What the exercise asks
Each line of the data that includes the string "Contributions" is to be copied out.

════════

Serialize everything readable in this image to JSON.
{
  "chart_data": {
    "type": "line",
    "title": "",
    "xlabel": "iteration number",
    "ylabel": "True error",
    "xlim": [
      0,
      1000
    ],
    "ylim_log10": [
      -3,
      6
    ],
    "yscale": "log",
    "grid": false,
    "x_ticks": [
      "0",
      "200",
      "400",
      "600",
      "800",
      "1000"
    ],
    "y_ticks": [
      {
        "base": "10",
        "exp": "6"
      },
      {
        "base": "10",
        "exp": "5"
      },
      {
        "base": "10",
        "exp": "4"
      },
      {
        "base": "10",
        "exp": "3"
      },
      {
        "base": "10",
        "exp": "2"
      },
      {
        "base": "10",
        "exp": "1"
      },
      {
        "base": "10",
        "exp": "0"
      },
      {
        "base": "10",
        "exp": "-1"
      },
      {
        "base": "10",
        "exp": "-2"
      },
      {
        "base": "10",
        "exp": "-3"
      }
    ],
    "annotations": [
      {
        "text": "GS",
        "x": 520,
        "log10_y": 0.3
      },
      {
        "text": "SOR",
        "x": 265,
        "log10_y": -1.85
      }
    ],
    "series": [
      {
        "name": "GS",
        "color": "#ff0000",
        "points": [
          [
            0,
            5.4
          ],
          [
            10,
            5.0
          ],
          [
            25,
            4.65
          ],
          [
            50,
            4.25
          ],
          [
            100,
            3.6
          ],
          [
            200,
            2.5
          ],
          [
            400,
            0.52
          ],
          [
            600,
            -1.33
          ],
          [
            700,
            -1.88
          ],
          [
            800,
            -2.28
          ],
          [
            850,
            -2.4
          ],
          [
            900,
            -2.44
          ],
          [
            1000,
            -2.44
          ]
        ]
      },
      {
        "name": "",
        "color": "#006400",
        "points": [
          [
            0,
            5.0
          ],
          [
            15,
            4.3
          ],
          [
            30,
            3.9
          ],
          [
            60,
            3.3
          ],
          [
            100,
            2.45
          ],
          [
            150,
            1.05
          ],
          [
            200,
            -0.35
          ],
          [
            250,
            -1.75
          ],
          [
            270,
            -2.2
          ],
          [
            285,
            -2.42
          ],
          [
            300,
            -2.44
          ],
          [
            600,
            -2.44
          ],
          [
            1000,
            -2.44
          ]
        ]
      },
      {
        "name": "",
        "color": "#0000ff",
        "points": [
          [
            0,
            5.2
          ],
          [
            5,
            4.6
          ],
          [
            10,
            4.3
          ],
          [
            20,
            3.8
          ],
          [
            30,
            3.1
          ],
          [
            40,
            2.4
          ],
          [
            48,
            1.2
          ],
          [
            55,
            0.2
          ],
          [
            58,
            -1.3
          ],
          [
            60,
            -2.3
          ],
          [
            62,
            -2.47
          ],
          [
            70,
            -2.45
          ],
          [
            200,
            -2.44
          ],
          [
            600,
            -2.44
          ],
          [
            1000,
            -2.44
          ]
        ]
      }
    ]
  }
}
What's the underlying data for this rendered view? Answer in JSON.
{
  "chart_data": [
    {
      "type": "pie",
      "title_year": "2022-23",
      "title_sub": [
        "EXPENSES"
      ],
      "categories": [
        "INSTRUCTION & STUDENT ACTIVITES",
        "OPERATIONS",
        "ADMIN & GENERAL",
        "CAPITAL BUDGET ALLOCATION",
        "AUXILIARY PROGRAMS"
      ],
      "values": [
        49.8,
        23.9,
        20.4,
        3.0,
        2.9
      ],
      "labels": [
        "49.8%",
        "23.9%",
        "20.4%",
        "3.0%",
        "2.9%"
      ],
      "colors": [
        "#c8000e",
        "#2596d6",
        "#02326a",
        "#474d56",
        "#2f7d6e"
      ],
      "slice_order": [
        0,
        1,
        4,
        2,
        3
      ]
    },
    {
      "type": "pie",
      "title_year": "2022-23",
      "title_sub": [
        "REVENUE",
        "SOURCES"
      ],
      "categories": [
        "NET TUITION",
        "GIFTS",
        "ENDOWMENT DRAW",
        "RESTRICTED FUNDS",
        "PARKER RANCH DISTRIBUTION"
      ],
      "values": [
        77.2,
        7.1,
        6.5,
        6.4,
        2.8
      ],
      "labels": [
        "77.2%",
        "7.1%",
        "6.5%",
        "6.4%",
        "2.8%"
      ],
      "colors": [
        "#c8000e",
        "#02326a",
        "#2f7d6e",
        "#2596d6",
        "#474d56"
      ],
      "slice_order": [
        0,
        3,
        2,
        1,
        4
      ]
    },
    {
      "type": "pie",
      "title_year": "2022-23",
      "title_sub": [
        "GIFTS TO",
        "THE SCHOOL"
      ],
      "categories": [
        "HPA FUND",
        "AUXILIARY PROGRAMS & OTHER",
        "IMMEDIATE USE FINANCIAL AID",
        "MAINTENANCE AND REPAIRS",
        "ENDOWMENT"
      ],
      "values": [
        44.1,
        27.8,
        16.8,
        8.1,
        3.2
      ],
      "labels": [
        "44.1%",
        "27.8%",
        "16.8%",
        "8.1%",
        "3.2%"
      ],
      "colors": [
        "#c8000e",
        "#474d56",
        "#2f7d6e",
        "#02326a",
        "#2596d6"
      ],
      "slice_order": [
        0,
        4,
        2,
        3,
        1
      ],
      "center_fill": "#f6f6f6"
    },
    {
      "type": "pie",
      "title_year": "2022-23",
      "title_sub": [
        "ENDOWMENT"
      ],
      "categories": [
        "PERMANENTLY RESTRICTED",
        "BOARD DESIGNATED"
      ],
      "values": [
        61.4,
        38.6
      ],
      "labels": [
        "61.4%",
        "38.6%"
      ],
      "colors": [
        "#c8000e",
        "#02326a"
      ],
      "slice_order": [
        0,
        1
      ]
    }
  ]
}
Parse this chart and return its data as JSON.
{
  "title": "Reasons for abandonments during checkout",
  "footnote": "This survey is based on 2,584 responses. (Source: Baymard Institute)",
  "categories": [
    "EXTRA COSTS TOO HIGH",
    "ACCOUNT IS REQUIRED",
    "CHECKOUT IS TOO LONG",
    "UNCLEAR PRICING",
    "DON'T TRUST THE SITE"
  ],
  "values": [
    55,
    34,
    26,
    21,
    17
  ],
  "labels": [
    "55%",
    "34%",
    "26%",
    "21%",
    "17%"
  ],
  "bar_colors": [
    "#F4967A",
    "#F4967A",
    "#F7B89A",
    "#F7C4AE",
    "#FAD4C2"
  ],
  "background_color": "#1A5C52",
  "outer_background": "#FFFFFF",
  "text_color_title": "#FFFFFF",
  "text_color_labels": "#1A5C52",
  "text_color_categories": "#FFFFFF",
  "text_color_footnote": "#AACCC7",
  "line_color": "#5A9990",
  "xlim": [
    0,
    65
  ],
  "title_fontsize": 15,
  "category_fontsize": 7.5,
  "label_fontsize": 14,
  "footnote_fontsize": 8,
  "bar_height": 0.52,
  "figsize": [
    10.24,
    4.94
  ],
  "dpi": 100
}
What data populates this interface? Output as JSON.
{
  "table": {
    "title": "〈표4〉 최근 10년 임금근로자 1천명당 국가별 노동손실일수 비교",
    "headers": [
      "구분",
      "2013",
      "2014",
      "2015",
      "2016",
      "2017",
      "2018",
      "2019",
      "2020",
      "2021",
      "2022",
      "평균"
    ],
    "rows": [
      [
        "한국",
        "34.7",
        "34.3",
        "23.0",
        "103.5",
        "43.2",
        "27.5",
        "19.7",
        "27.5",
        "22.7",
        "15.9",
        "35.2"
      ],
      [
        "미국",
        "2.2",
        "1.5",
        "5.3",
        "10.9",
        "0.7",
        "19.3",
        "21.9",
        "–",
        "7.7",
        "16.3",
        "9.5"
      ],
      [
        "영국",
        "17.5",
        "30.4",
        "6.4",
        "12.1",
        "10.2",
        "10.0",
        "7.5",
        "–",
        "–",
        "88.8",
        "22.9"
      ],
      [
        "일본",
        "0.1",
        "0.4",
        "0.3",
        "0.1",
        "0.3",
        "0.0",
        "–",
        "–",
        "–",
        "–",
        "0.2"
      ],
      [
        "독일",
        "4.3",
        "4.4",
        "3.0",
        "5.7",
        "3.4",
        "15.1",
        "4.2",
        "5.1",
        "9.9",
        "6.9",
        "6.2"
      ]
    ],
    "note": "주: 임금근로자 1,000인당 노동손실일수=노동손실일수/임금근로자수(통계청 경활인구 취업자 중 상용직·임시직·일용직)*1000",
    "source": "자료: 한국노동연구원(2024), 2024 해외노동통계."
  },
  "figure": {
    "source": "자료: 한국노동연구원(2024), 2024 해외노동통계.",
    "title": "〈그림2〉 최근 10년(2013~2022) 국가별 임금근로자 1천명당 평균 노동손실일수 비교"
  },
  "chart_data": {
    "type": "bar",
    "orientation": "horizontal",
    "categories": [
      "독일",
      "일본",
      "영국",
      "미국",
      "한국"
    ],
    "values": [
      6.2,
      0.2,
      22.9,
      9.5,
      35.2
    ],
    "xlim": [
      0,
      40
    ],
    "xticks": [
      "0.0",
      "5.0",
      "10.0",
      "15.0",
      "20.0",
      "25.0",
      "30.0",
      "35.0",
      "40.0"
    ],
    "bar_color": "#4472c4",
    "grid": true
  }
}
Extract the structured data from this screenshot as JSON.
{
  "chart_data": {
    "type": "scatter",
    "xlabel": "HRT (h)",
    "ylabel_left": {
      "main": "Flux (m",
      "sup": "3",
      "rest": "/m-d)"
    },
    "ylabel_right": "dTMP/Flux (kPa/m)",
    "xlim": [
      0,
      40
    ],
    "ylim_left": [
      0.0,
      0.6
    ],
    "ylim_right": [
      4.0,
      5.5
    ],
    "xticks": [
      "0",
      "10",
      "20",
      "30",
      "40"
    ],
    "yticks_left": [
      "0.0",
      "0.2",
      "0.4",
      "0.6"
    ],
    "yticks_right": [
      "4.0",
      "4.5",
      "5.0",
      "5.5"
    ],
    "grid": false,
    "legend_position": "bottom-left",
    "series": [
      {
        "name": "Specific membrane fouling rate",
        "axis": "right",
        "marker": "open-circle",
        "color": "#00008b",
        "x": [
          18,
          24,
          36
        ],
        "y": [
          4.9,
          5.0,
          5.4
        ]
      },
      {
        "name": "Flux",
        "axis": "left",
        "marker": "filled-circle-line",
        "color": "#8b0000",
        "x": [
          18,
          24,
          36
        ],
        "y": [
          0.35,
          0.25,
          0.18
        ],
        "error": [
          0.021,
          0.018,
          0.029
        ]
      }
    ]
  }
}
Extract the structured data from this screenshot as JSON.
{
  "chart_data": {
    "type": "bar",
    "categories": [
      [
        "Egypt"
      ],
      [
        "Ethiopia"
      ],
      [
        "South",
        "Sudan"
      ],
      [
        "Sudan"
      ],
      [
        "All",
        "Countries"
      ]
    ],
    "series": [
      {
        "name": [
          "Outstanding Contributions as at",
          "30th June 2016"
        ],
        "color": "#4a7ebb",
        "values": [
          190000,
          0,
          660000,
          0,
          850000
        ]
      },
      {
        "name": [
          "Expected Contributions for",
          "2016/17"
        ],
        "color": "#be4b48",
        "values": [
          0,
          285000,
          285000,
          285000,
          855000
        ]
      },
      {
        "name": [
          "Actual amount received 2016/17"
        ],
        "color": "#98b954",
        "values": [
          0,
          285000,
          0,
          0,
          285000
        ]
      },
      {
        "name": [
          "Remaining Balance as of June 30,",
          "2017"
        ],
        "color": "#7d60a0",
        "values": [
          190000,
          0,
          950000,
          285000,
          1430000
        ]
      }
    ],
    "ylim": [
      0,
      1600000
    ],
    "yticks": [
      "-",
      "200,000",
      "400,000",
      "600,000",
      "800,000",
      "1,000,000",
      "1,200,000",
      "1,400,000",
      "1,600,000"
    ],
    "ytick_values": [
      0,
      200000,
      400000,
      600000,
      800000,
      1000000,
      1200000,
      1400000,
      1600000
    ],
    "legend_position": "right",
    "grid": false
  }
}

════════

Answer to the problem
          "Outstanding Contributions as at",
          "Expected Contributions for",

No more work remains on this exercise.